What is needed :: Output the records. Match them exactly.

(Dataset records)
────────────────────
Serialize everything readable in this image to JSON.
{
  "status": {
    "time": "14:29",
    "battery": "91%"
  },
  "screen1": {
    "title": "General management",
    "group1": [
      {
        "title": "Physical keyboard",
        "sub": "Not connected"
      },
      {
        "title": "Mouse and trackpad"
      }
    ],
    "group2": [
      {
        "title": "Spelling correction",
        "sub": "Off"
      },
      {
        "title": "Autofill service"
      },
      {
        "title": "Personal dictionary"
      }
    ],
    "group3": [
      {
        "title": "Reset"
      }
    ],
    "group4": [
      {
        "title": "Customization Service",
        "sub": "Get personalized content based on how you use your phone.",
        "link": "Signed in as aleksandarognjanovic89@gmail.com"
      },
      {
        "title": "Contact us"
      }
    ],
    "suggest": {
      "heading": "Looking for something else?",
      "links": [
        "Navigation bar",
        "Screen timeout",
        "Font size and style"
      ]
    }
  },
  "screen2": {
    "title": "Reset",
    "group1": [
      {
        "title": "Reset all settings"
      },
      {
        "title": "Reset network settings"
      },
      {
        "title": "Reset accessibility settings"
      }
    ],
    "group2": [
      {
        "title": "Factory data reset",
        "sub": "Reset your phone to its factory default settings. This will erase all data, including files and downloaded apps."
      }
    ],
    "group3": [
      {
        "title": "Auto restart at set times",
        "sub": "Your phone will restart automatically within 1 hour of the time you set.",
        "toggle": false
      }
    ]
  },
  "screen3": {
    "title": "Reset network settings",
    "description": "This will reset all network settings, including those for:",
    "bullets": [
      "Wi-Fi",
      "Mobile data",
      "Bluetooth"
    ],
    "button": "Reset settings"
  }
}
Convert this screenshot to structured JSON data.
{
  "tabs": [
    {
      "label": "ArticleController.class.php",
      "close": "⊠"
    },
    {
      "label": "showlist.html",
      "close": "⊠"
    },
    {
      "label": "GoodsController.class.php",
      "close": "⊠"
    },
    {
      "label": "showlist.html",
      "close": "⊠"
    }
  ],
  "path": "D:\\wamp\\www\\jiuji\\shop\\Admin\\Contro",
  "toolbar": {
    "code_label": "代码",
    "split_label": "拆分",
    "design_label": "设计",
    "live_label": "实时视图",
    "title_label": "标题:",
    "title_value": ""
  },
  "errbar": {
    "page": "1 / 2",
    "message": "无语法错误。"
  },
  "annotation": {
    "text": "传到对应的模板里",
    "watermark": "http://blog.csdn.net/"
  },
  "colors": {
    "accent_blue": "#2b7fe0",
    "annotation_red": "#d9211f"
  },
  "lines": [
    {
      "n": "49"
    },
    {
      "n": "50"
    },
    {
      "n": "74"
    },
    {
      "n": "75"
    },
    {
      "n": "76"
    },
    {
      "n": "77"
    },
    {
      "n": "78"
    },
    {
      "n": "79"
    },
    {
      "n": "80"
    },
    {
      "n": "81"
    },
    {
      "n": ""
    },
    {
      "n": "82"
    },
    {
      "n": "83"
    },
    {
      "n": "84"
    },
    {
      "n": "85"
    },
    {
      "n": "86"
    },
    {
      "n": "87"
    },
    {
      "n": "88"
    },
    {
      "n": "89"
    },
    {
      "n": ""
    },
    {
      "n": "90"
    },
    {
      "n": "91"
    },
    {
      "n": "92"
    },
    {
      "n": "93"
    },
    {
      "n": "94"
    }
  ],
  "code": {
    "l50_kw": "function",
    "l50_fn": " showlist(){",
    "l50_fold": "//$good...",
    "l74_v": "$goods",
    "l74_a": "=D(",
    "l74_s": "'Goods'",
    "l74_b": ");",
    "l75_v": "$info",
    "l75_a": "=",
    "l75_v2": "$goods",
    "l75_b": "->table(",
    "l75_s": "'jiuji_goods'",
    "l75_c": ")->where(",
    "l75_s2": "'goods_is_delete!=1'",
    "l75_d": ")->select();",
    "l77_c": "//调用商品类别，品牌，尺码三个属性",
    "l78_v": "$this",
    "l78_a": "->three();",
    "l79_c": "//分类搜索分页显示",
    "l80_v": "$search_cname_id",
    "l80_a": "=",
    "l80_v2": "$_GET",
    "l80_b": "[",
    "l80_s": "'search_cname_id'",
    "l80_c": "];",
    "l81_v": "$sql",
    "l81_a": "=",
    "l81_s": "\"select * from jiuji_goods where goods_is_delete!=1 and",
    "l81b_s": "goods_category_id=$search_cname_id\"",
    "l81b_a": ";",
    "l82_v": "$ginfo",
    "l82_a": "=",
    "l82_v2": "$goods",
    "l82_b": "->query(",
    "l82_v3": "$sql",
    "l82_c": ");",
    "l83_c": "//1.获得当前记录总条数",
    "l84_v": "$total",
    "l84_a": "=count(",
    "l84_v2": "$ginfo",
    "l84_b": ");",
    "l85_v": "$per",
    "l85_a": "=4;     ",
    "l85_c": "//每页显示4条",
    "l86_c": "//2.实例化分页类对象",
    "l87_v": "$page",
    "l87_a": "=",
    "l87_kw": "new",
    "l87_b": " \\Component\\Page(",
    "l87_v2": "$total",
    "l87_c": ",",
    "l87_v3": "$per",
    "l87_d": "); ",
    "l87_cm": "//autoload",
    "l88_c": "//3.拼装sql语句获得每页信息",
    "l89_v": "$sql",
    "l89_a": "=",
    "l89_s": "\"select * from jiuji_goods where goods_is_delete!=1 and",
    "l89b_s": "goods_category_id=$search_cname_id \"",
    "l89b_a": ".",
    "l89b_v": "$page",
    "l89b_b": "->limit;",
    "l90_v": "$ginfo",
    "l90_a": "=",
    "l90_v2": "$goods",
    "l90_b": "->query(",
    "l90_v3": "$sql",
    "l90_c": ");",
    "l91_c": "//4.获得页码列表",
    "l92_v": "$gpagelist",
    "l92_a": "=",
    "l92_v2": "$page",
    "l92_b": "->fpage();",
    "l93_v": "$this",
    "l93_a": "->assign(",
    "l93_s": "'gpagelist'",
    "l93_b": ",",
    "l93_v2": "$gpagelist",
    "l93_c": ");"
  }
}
────────────────────
Response ::
Serialize everything readable in this image to JSON.
{
  "status": {
    "time": "14:29",
    "battery": "91%"
  },
  "screen1": {
    "title": "General management",
    "group1": [
      {
        "title": "Physical keyboard",
        "sub": "Not connected"
      },
      {
        "title": "Mouse and trackpad"
      }
    ],
    "group2": [
      {
        "title": "Spelling correction",
        "sub": "Off"
      },
      {
        "title": "Autofill service"
      },
      {
        "title": "Personal dictionary"
      }
    ],
    "group3": [
      {
        "title": "Reset"
      }
    ],
    "group4": [
      {
        "title": "Customization Service",
        "sub": "Get personalized content based on how you use your phone.",
        "link": "Signed in as aleksandarognjanovic89@gmail.com"
      },
      {
        "title": "Contact us"
      }
    ],
    "suggest": {
      "heading": "Looking for something else?",
      "links": [
        "Navigation bar",
        "Screen timeout",
        "Font size and style"
      ]
    }
  },
  "screen2": {
    "title": "Reset",
    "group1": [
      {
        "title": "Reset all settings"
      },
      {
        "title": "Reset network settings"
      },
      {
        "title": "Reset accessibility settings"
      }
    ],
    "group2": [
      {
        "title": "Factory data reset",
        "sub": "Reset your phone to its factory default settings. This will erase all data, including files and downloaded apps."
      }
    ],
    "group3": [
      {
        "title": "Auto restart at set times",
        "sub": "Your phone will restart automatically within 1 hour of the time you set.",
        "toggle": false
      }
    ]
  },
  "screen3": {
    "title": "Reset network settings",
    "description": "This will reset all network settings, including those for:",
    "bullets": [
      "Wi-Fi",
      "Mobile data",
      "Bluetooth"
    ],
    "button": "Reset settings"
  }
}
Convert this screenshot to structured JSON data.
{
  "tabs": [
    {
      "label": "ArticleController.class.php",
      "close": "⊠"
    },
    {
      "label": "showlist.html",
      "close": "⊠"
    },
    {
      "label": "GoodsController.class.php",
      "close": "⊠"
    },
    {
      "label": "showlist.html",
      "close": "⊠"
    }
  ],
  "path": "D:\\wamp\\www\\jiuji\\shop\\Admin\\Contro",
  "toolbar": {
    "code_label": "代码",
    "split_label": "拆分",
    "design_label": "设计",
    "live_label": "实时视图",
    "title_label": "标题:",
    "title_value": ""
  },
  "errbar": {
    "page": "1 / 2",
    "message": "无语法错误。"
  },
  "annotation": {
    "text": "传到对应的模板里",
    "watermark": "http://blog.csdn.net/"
  },
  "colors": {
    "accent_blue": "#2b7fe0",
    "annotation_red": "#d9211f"
  },
  "lines": [
    {
      "n": "49"
    },
    {
      "n": "50"
    },
    {
      "n": "74"
    },
    {
      "n": "75"
    },
    {
      "n": "76"
    },
    {
      "n": "77"
    },
    {
      "n": "78"
    },
    {
      "n": "79"
    },
    {
      "n": "80"
    },
    {
      "n": "81"
    },
    {
      "n": ""
    },
    {
      "n": "82"
    },
    {
      "n": "83"
    },
    {
      "n": "84"
    },
    {
      "n": "85"
    },
    {
      "n": "86"
    },
    {
      "n": "87"
    },
    {
      "n": "88"
    },
    {
      "n": "89"
    },
    {
      "n": ""
    },
    {
      "n": "90"
    },
    {
      "n": "91"
    },
    {
      "n": "92"
    },
    {
      "n": "93"
    },
    {
      "n": "94"
    }
  ],
  "code": {
    "l50_kw": "function",
    "l50_fn": " showlist(){",
    "l50_fold": "//$good...",
    "l74_v": "$goods",
    "l74_a": "=D(",
    "l74_s": "'Goods'",
    "l74_b": ");",
    "l75_v": "$info",
    "l75_a": "=",
    "l75_v2": "$goods",
    "l75_b": "->table(",
    "l75_s": "'jiuji_goods'",
    "l75_c": ")->where(",
    "l75_s2": "'goods_is_delete!=1'",
    "l75_d": ")->select();",
    "l77_c": "//调用商品类别，品牌，尺码三个属性",
    "l78_v": "$this",
    "l78_a": "->three();",
    "l79_c": "//分类搜索分页显示",
    "l80_v": "$search_cname_id",
    "l80_a": "=",
    "l80_v2": "$_GET",
    "l80_b": "[",
    "l80_s": "'search_cname_id'",
    "l80_c": "];",
    "l81_v": "$sql",
    "l81_a": "=",
    "l81_s": "\"select * from jiuji_goods where goods_is_delete!=1 and",
    "l81b_s": "goods_category_id=$search_cname_id\"",
    "l81b_a": ";",
    "l82_v": "$ginfo",
    "l82_a": "=",
    "l82_v2": "$goods",
    "l82_b": "->query(",
    "l82_v3": "$sql",
    "l82_c": ");",
    "l83_c": "//1.获得当前记录总条数",
    "l84_v": "$total",
    "l84_a": "=count(",
    "l84_v2": "$ginfo",
    "l84_b": ");",
    "l85_v": "$per",
    "l85_a": "=4;     ",
    "l85_c": "//每页显示4条",
    "l86_c": "//2.实例化分页类对象",
    "l87_v": "$page",
    "l87_a": "=",
    "l87_kw": "new",
    "l87_b": " \\Component\\Page(",
    "l87_v2": "$total",
    "l87_c": ",",
    "l87_v3": "$per",
    "l87_d": "); ",
    "l87_cm": "//autoload",
    "l88_c": "//3.拼装sql语句获得每页信息",
    "l89_v": "$sql",
    "l89_a": "=",
    "l89_s": "\"select * from jiuji_goods where goods_is_delete!=1 and",
    "l89b_s": "goods_category_id=$search_cname_id \"",
    "l89b_a": ".",
    "l89b_v": "$page",
    "l89b_b": "->limit;",
    "l90_v": "$ginfo",
    "l90_a": "=",
    "l90_v2": "$goods",
    "l90_b": "->query(",
    "l90_v3": "$sql",
    "l90_c": ");",
    "l91_c": "//4.获得页码列表",
    "l92_v": "$gpagelist",
    "l92_a": "=",
    "l92_v2": "$page",
    "l92_b": "->fpage();",
    "l93_v": "$this",
    "l93_a": "->assign(",
    "l93_s": "'gpagelist'",
    "l93_b": ",",
    "l93_v2": "$gpagelist",
    "l93_c": ");"
  }
}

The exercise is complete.